Stored records:
- - -

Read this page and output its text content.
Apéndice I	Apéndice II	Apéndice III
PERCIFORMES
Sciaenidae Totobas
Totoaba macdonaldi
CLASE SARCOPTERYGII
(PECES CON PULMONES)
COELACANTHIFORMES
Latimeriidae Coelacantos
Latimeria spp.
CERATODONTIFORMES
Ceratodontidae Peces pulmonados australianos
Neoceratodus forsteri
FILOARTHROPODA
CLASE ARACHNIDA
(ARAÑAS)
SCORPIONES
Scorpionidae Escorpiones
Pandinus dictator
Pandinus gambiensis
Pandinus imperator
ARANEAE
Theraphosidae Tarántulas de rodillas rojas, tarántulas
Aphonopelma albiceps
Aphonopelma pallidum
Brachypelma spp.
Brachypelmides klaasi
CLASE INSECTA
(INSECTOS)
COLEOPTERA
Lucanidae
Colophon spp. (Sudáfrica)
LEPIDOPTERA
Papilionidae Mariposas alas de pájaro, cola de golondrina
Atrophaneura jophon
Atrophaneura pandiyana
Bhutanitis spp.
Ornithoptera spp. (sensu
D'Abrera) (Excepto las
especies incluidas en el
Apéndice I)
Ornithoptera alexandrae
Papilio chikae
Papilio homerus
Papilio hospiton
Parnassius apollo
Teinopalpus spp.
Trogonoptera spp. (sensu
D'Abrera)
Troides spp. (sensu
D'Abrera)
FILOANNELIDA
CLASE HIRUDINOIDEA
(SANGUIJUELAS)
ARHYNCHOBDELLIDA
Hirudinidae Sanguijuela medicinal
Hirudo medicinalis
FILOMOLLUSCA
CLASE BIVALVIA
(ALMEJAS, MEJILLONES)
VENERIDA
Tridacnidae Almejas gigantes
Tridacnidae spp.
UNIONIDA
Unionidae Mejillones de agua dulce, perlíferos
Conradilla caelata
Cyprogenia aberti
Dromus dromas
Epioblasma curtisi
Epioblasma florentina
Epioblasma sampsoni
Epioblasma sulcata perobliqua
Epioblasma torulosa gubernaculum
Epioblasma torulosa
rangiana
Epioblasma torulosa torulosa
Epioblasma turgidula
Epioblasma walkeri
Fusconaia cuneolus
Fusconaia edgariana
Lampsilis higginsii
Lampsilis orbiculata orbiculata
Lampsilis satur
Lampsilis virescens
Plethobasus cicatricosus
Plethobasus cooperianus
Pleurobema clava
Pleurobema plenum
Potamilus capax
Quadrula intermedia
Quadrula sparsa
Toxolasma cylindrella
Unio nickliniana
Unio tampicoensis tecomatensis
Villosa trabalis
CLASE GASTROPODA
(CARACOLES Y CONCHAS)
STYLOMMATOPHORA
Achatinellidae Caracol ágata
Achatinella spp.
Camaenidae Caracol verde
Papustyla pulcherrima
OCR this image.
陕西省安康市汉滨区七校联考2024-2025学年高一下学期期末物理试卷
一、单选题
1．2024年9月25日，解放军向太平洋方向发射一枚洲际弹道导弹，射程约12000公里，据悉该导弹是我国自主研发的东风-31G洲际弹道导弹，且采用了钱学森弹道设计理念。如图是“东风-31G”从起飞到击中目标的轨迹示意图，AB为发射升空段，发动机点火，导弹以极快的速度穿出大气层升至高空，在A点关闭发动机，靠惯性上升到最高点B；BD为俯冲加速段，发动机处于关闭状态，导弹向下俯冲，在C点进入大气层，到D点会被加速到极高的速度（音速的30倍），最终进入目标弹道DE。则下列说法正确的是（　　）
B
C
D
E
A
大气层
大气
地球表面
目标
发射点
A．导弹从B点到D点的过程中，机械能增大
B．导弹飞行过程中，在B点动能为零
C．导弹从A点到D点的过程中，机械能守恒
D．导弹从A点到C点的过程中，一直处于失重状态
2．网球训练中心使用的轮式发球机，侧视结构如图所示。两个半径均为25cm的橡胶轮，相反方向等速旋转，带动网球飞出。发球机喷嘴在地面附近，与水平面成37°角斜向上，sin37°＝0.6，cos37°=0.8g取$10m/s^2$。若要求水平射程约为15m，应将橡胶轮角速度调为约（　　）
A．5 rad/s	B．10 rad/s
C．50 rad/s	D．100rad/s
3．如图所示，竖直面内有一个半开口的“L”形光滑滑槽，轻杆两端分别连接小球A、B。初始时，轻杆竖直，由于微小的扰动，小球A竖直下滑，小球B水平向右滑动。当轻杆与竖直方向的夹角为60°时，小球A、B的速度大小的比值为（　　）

- - -

**Objective:**
Every line of the data above should be copied exactly.

**Answer to the exercise:**
Read this page and output its text content.
Apéndice I	Apéndice II	Apéndice III
PERCIFORMES
Sciaenidae Totobas
Totoaba macdonaldi
CLASE SARCOPTERYGII
(PECES CON PULMONES)
COELACANTHIFORMES
Latimeriidae Coelacantos
Latimeria spp.
CERATODONTIFORMES
Ceratodontidae Peces pulmonados australianos
Neoceratodus forsteri
FILOARTHROPODA
CLASE ARACHNIDA
(ARAÑAS)
SCORPIONES
Scorpionidae Escorpiones
Pandinus dictator
Pandinus gambiensis
Pandinus imperator
ARANEAE
Theraphosidae Tarántulas de rodillas rojas, tarántulas
Aphonopelma albiceps
Aphonopelma pallidum
Brachypelma spp.
Brachypelmides klaasi
CLASE INSECTA
(INSECTOS)
COLEOPTERA
Lucanidae
Colophon spp. (Sudáfrica)
LEPIDOPTERA
Papilionidae Mariposas alas de pájaro, cola de golondrina
Atrophaneura jophon
Atrophaneura pandiyana
Bhutanitis spp.
Ornithoptera spp. (sensu
D'Abrera) (Excepto las
especies incluidas en el
Apéndice I)
Ornithoptera alexandrae
Papilio chikae
Papilio homerus
Papilio hospiton
Parnassius apollo
Teinopalpus spp.
Trogonoptera spp. (sensu
D'Abrera)
Troides spp. (sensu
D'Abrera)
FILOANNELIDA
CLASE HIRUDINOIDEA
(SANGUIJUELAS)
ARHYNCHOBDELLIDA
Hirudinidae Sanguijuela medicinal
Hirudo medicinalis
FILOMOLLUSCA
CLASE BIVALVIA
(ALMEJAS, MEJILLONES)
VENERIDA
Tridacnidae Almejas gigantes
Tridacnidae spp.
UNIONIDA
Unionidae Mejillones de agua dulce, perlíferos
Conradilla caelata
Cyprogenia aberti
Dromus dromas
Epioblasma curtisi
Epioblasma florentina
Epioblasma sampsoni
Epioblasma sulcata perobliqua
Epioblasma torulosa gubernaculum
Epioblasma torulosa
rangiana
Epioblasma torulosa torulosa
Epioblasma turgidula
Epioblasma walkeri
Fusconaia cuneolus
Fusconaia edgariana
Lampsilis higginsii
Lampsilis orbiculata orbiculata
Lampsilis satur
Lampsilis virescens
Plethobasus cicatricosus
Plethobasus cooperianus
Pleurobema clava
Pleurobema plenum
Potamilus capax
Quadrula intermedia
Quadrula sparsa
Toxolasma cylindrella
Unio nickliniana
Unio tampicoensis tecomatensis
Villosa trabalis
CLASE GASTROPODA
(CARACOLES Y CONCHAS)
STYLOMMATOPHORA
Achatinellidae Caracol ágata
Achatinella spp.
Camaenidae Caracol verde
Papustyla pulcherrima
OCR this image.
陕西省安康市汉滨区七校联考2024-2025学年高一下学期期末物理试卷
一、单选题
1．2024年9月25日，解放军向太平洋方向发射一枚洲际弹道导弹，射程约12000公里，据悉该导弹是我国自主研发的东风-31G洲际弹道导弹，且采用了钱学森弹道设计理念。如图是“东风-31G”从起飞到击中目标的轨迹示意图，AB为发射升空段，发动机点火，导弹以极快的速度穿出大气层升至高空，在A点关闭发动机，靠惯性上升到最高点B；BD为俯冲加速段，发动机处于关闭状态，导弹向下俯冲，在C点进入大气层，到D点会被加速到极高的速度（音速的30倍），最终进入目标弹道DE。则下列说法正确的是（　　）
B
C
D
E
A
大气层
大气
地球表面
目标
发射点
A．导弹从B点到D点的过程中，机械能增大
B．导弹飞行过程中，在B点动能为零
C．导弹从A点到D点的过程中，机械能守恒
D．导弹从A点到C点的过程中，一直处于失重状态
2．网球训练中心使用的轮式发球机，侧视结构如图所示。两个半径均为25cm的橡胶轮，相反方向等速旋转，带动网球飞出。发球机喷嘴在地面附近，与水平面成37°角斜向上，sin37°＝0.6，cos37°=0.8g取$10m/s^2$。若要求水平射程约为15m，应将橡胶轮角速度调为约（　　）
A．5 rad/s	B．10 rad/s
C．50 rad/s	D．100rad/s
3．如图所示，竖直面内有一个半开口的“L”形光滑滑槽，轻杆两端分别连接小球A、B。初始时，轻杆竖直，由于微小的扰动，小球A竖直下滑，小球B水平向右滑动。当轻杆与竖直方向的夹角为60°时，小球A、B的速度大小的比值为（　　）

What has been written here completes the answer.